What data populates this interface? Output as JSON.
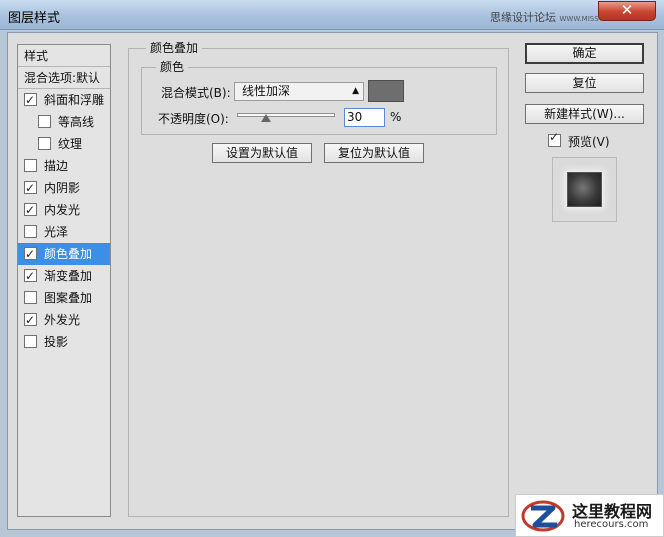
{
  "window": {
    "title": "图层样式",
    "site_mark": "思缘设计论坛",
    "site_mark_small": "WWW.MISSYUAN.COM",
    "close_glyph": "✕"
  },
  "styles_list": {
    "header": "样式",
    "blending": "混合选项:默认",
    "items": [
      {
        "label": "斜面和浮雕",
        "checked": true
      },
      {
        "label": "等高线",
        "checked": false
      },
      {
        "label": "纹理",
        "checked": false
      },
      {
        "label": "描边",
        "checked": false
      },
      {
        "label": "内阴影",
        "checked": true
      },
      {
        "label": "内发光",
        "checked": true
      },
      {
        "label": "光泽",
        "checked": false
      },
      {
        "label": "颜色叠加",
        "checked": true,
        "selected": true
      },
      {
        "label": "渐变叠加",
        "checked": true
      },
      {
        "label": "图案叠加",
        "checked": false
      },
      {
        "label": "外发光",
        "checked": true
      },
      {
        "label": "投影",
        "checked": false
      }
    ]
  },
  "panel": {
    "title": "颜色叠加",
    "group_title": "颜色",
    "blend_mode_label": "混合模式(B):",
    "blend_mode_value": "线性加深",
    "overlay_color": "#6e6e6e",
    "opacity_label": "不透明度(O):",
    "opacity_value": "30",
    "opacity_unit": "%",
    "opacity_slider_fraction": 0.3,
    "set_default_label": "设置为默认值",
    "reset_default_label": "复位为默认值"
  },
  "actions": {
    "ok": "确定",
    "reset": "复位",
    "new_style": "新建样式(W)...",
    "preview_label": "预览(V)",
    "preview_checked": true
  },
  "watermark": {
    "name": "这里教程网",
    "url": "herecours.com"
  }
}
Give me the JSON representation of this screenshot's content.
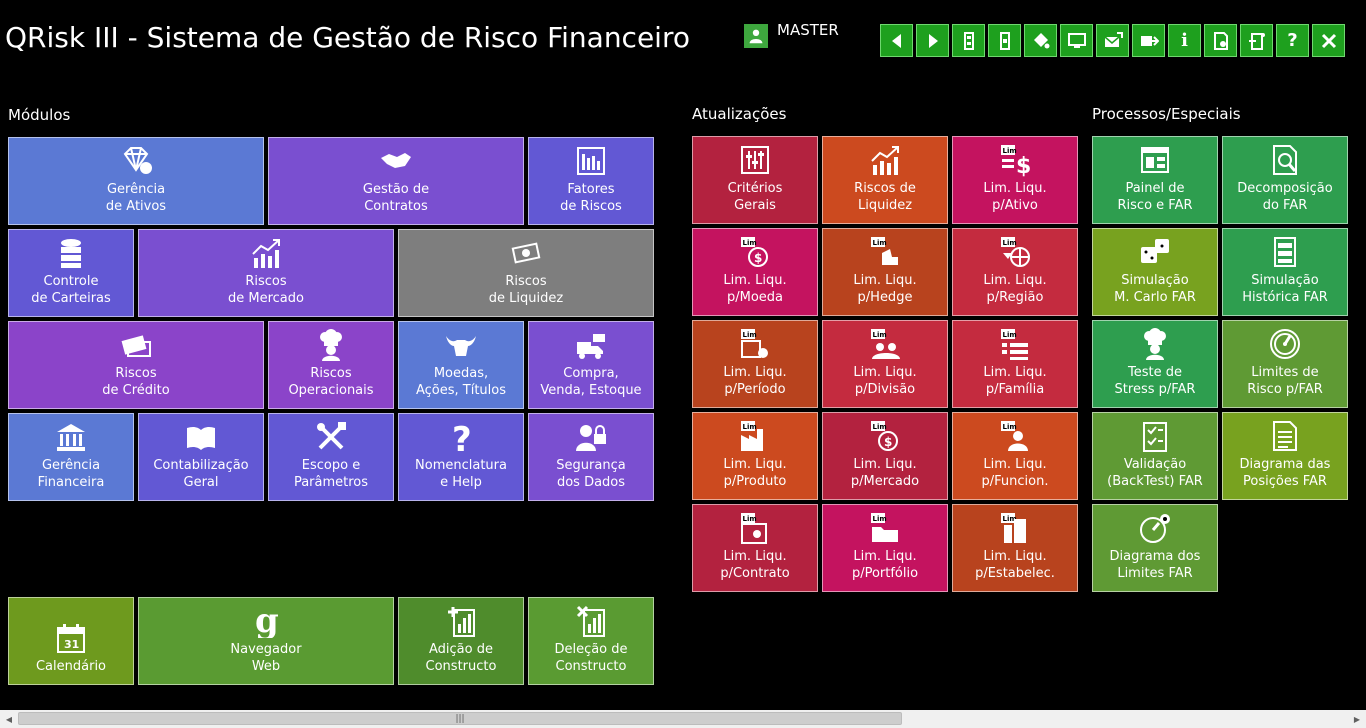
{
  "app": {
    "title": "QRisk III - Sistema de Gestão de Risco Financeiro",
    "user": "MASTER"
  },
  "toolbar": [
    "left",
    "right",
    "db",
    "db2",
    "paint",
    "monitor",
    "mail",
    "export",
    "info",
    "doc",
    "exit-doc",
    "help",
    "close"
  ],
  "sections": {
    "modulos": "Módulos",
    "atualizacoes": "Atualizações",
    "processos": "Processos/Especiais"
  },
  "colors": {
    "blue": "#5b79d4",
    "violet": "#7a4fd0",
    "purple": "#8b44c9",
    "indigo": "#6258d4",
    "gray": "#7e7e7e",
    "crimson": "#b3223f",
    "orange": "#cc4a1f",
    "magenta": "#c4135f",
    "rust": "#b8431e",
    "red": "#c42b3f",
    "green": "#2e9e4f",
    "olive": "#78a21f",
    "lime": "#5f9a34"
  },
  "modules": [
    {
      "label": "Gerência\nde Ativos",
      "icon": "diamond",
      "c": "blue"
    },
    {
      "label": "Gestão de\nContratos",
      "icon": "handshake",
      "c": "violet"
    },
    {
      "label": "Fatores\nde  Riscos",
      "icon": "bars",
      "c": "indigo"
    },
    {
      "label": "Controle\nde Carteiras",
      "icon": "database",
      "c": "indigo"
    },
    {
      "label": "Riscos\nde  Mercado",
      "icon": "chart-up",
      "c": "violet"
    },
    {
      "label": "Riscos\nde Liquidez",
      "icon": "money",
      "c": "gray"
    },
    {
      "label": "Riscos\nde  Crédito",
      "icon": "cards",
      "c": "purple"
    },
    {
      "label": "Riscos\nOperacionais",
      "icon": "chef",
      "c": "purple"
    },
    {
      "label": "Moedas,\nAções, Títulos",
      "icon": "bull",
      "c": "blue"
    },
    {
      "label": "Compra,\nVenda, Estoque",
      "icon": "truck",
      "c": "violet"
    },
    {
      "label": "Gerência\nFinanceira",
      "icon": "bank",
      "c": "blue"
    },
    {
      "label": "Contabilização\nGeral",
      "icon": "book",
      "c": "indigo"
    },
    {
      "label": "Escopo e\nParâmetros",
      "icon": "tools",
      "c": "indigo"
    },
    {
      "label": "Nomenclatura\ne Help",
      "icon": "question",
      "c": "indigo"
    },
    {
      "label": "Segurança\ndos Dados",
      "icon": "lock-user",
      "c": "violet"
    }
  ],
  "bottom": [
    {
      "label": "Calendário",
      "icon": "calendar"
    },
    {
      "label": "Navegador\nWeb",
      "icon": "google"
    },
    {
      "label": "Adição de\nConstructo",
      "icon": "add-chart"
    },
    {
      "label": "Deleção de\nConstructo",
      "icon": "del-chart"
    }
  ],
  "updates": [
    {
      "label": "Critérios\nGerais",
      "icon": "sliders",
      "c": "crimson"
    },
    {
      "label": "Riscos de\nLiquidez",
      "icon": "chart-up",
      "c": "orange"
    },
    {
      "label": "Lim. Liqu.\np/Ativo",
      "icon": "lim-dollar",
      "c": "magenta"
    },
    {
      "label": "Lim. Liqu.\np/Moeda",
      "icon": "lim-coin",
      "c": "magenta"
    },
    {
      "label": "Lim. Liqu.\np/Hedge",
      "icon": "lim-chair",
      "c": "rust"
    },
    {
      "label": "Lim. Liqu.\np/Região",
      "icon": "lim-globe",
      "c": "red"
    },
    {
      "label": "Lim. Liqu.\np/Período",
      "icon": "lim-cal",
      "c": "rust"
    },
    {
      "label": "Lim. Liqu.\np/Divisão",
      "icon": "lim-people",
      "c": "red"
    },
    {
      "label": "Lim. Liqu.\np/Família",
      "icon": "lim-list",
      "c": "red"
    },
    {
      "label": "Lim. Liqu.\np/Produto",
      "icon": "lim-factory",
      "c": "orange"
    },
    {
      "label": "Lim. Liqu.\np/Mercado",
      "icon": "lim-coin",
      "c": "crimson"
    },
    {
      "label": "Lim. Liqu.\np/Funcion.",
      "icon": "lim-person",
      "c": "orange"
    },
    {
      "label": "Lim. Liqu.\np/Contrato",
      "icon": "lim-cert",
      "c": "crimson"
    },
    {
      "label": "Lim. Liqu.\np/Portfólio",
      "icon": "lim-folder",
      "c": "magenta"
    },
    {
      "label": "Lim. Liqu.\np/Estabelec.",
      "icon": "lim-building",
      "c": "rust"
    }
  ],
  "processes": [
    {
      "label": "Painel de\nRisco e FAR",
      "icon": "panel",
      "c": "green"
    },
    {
      "label": "Decomposição\ndo FAR",
      "icon": "doc-search",
      "c": "green"
    },
    {
      "label": "Simulação\nM. Carlo FAR",
      "icon": "dice",
      "c": "olive"
    },
    {
      "label": "Simulação\nHistórica FAR",
      "icon": "cabinet",
      "c": "green"
    },
    {
      "label": "Teste de\nStress p/FAR",
      "icon": "chef",
      "c": "green"
    },
    {
      "label": "Limites de\nRisco p/FAR",
      "icon": "gauge",
      "c": "lime"
    },
    {
      "label": "Validação\n(BackTest) FAR",
      "icon": "checklist",
      "c": "lime"
    },
    {
      "label": "Diagrama das\nPosições FAR",
      "icon": "doc-lines",
      "c": "olive"
    },
    {
      "label": "Diagrama dos\nLimites FAR",
      "icon": "gauge-gear",
      "c": "lime"
    }
  ]
}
=======
--- Given problem ---
Keep every word of the data as it is when you write it out, but drop the pictures.

--- Exercise output ---
What data populates this interface? Output as JSON.
{
  "window": {
    "title": "图层样式",
    "site_mark": "思缘设计论坛",
    "site_mark_small": "WWW.MISSYUAN.COM",
    "close_glyph": "✕"
  },
  "styles_list": {
    "header": "样式",
    "blending": "混合选项:默认",
    "items": [
      {
        "label": "斜面和浮雕",
        "checked": true
      },
      {
        "label": "等高线",
        "checked": false
      },
      {
        "label": "纹理",
        "checked": false
      },
      {
        "label": "描边",
        "checked": false
      },
      {
        "label": "内阴影",
        "checked": true
      },
      {
        "label": "内发光",
        "checked": true
      },
      {
        "label": "光泽",
        "checked": false
      },
      {
        "label": "颜色叠加",
        "checked": true,
        "selected": true
      },
      {
        "label": "渐变叠加",
        "checked": true
      },
      {
        "label": "图案叠加",
        "checked": false
      },
      {
        "label": "外发光",
        "checked": true
      },
      {
        "label": "投影",
        "checked": false
      }
    ]
  },
  "panel": {
    "title": "颜色叠加",
    "group_title": "颜色",
    "blend_mode_label": "混合模式(B):",
    "blend_mode_value": "线性加深",
    "overlay_color": "#6e6e6e",
    "opacity_label": "不透明度(O):",
    "opacity_value": "30",
    "opacity_unit": "%",
    "opacity_slider_fraction": 0.3,
    "set_default_label": "设置为默认值",
    "reset_default_label": "复位为默认值"
  },
  "actions": {
    "ok": "确定",
    "reset": "复位",
    "new_style": "新建样式(W)...",
    "preview_label": "预览(V)",
    "preview_checked": true
  },
  "watermark": {
    "name": "这里教程网",
    "url": "herecours.com"
  }
}
Give me the JSON representation of this screenshot's content.
{
  "app": {
    "title": "QRisk III - Sistema de Gestão de Risco Financeiro",
    "user": "MASTER"
  },
  "toolbar": [
    "left",
    "right",
    "db",
    "db2",
    "paint",
    "monitor",
    "mail",
    "export",
    "info",
    "doc",
    "exit-doc",
    "help",
    "close"
  ],
  "sections": {
    "modulos": "Módulos",
    "atualizacoes": "Atualizações",
    "processos": "Processos/Especiais"
  },
  "colors": {
    "blue": "#5b79d4",
    "violet": "#7a4fd0",
    "purple": "#8b44c9",
    "indigo": "#6258d4",
    "gray": "#7e7e7e",
    "crimson": "#b3223f",
    "orange": "#cc4a1f",
    "magenta": "#c4135f",
    "rust": "#b8431e",
    "red": "#c42b3f",
    "green": "#2e9e4f",
    "olive": "#78a21f",
    "lime": "#5f9a34"
  },
  "modules": [
    {
      "label": "Gerência\nde Ativos",
      "icon": "diamond",
      "c": "blue"
    },
    {
      "label": "Gestão de\nContratos",
      "icon": "handshake",
      "c": "violet"
    },
    {
      "label": "Fatores\nde  Riscos",
      "icon": "bars",
      "c": "indigo"
    },
    {
      "label": "Controle\nde Carteiras",
      "icon": "database",
      "c": "indigo"
    },
    {
      "label": "Riscos\nde  Mercado",
      "icon": "chart-up",
      "c": "violet"
    },
    {
      "label": "Riscos\nde Liquidez",
      "icon": "money",
      "c": "gray"
    },
    {
      "label": "Riscos\nde  Crédito",
      "icon": "cards",
      "c": "purple"
    },
    {
      "label": "Riscos\nOperacionais",
      "icon": "chef",
      "c": "purple"
    },
    {
      "label": "Moedas,\nAções, Títulos",
      "icon": "bull",
      "c": "blue"
    },
    {
      "label": "Compra,\nVenda, Estoque",
      "icon": "truck",
      "c": "violet"
    },
    {
      "label": "Gerência\nFinanceira",
      "icon": "bank",
      "c": "blue"
    },
    {
      "label": "Contabilização\nGeral",
      "icon": "book",
      "c": "indigo"
    },
    {
      "label": "Escopo e\nParâmetros",
      "icon": "tools",
      "c": "indigo"
    },
    {
      "label": "Nomenclatura\ne Help",
      "icon": "question",
      "c": "indigo"
    },
    {
      "label": "Segurança\ndos Dados",
      "icon": "lock-user",
      "c": "violet"
    }
  ],
  "bottom": [
    {
      "label": "Calendário",
      "icon": "calendar"
    },
    {
      "label": "Navegador\nWeb",
      "icon": "google"
    },
    {
      "label": "Adição de\nConstructo",
      "icon": "add-chart"
    },
    {
      "label": "Deleção de\nConstructo",
      "icon": "del-chart"
    }
  ],
  "updates": [
    {
      "label": "Critérios\nGerais",
      "icon": "sliders",
      "c": "crimson"
    },
    {
      "label": "Riscos de\nLiquidez",
      "icon": "chart-up",
      "c": "orange"
    },
    {
      "label": "Lim. Liqu.\np/Ativo",
      "icon": "lim-dollar",
      "c": "magenta"
    },
    {
      "label": "Lim. Liqu.\np/Moeda",
      "icon": "lim-coin",
      "c": "magenta"
    },
    {
      "label": "Lim. Liqu.\np/Hedge",
      "icon": "lim-chair",
      "c": "rust"
    },
    {
      "label": "Lim. Liqu.\np/Região",
      "icon": "lim-globe",
      "c": "red"
    },
    {
      "label": "Lim. Liqu.\np/Período",
      "icon": "lim-cal",
      "c": "rust"
    },
    {
      "label": "Lim. Liqu.\np/Divisão",
      "icon": "lim-people",
      "c": "red"
    },
    {
      "label": "Lim. Liqu.\np/Família",
      "icon": "lim-list",
      "c": "red"
    },
    {
      "label": "Lim. Liqu.\np/Produto",
      "icon": "lim-factory",
      "c": "orange"
    },
    {
      "label": "Lim. Liqu.\np/Mercado",
      "icon": "lim-coin",
      "c": "crimson"
    },
    {
      "label": "Lim. Liqu.\np/Funcion.",
      "icon": "lim-person",
      "c": "orange"
    },
    {
      "label": "Lim. Liqu.\np/Contrato",
      "icon": "lim-cert",
      "c": "crimson"
    },
    {
      "label": "Lim. Liqu.\np/Portfólio",
      "icon": "lim-folder",
      "c": "magenta"
    },
    {
      "label": "Lim. Liqu.\np/Estabelec.",
      "icon": "lim-building",
      "c": "rust"
    }
  ],
  "processes": [
    {
      "label": "Painel de\nRisco e FAR",
      "icon": "panel",
      "c": "green"
    },
    {
      "label": "Decomposição\ndo FAR",
      "icon": "doc-search",
      "c": "green"
    },
    {
      "label": "Simulação\nM. Carlo FAR",
      "icon": "dice",
      "c": "olive"
    },
    {
      "label": "Simulação\nHistórica FAR",
      "icon": "cabinet",
      "c": "green"
    },
    {
      "label": "Teste de\nStress p/FAR",
      "icon": "chef",
      "c": "green"
    },
    {
      "label": "Limites de\nRisco p/FAR",
      "icon": "gauge",
      "c": "lime"
    },
    {
      "label": "Validação\n(BackTest) FAR",
      "icon": "checklist",
      "c": "lime"
    },
    {
      "label": "Diagrama das\nPosições FAR",
      "icon": "doc-lines",
      "c": "olive"
    },
    {
      "label": "Diagrama dos\nLimites FAR",
      "icon": "gauge-gear",
      "c": "lime"
    }
  ]
}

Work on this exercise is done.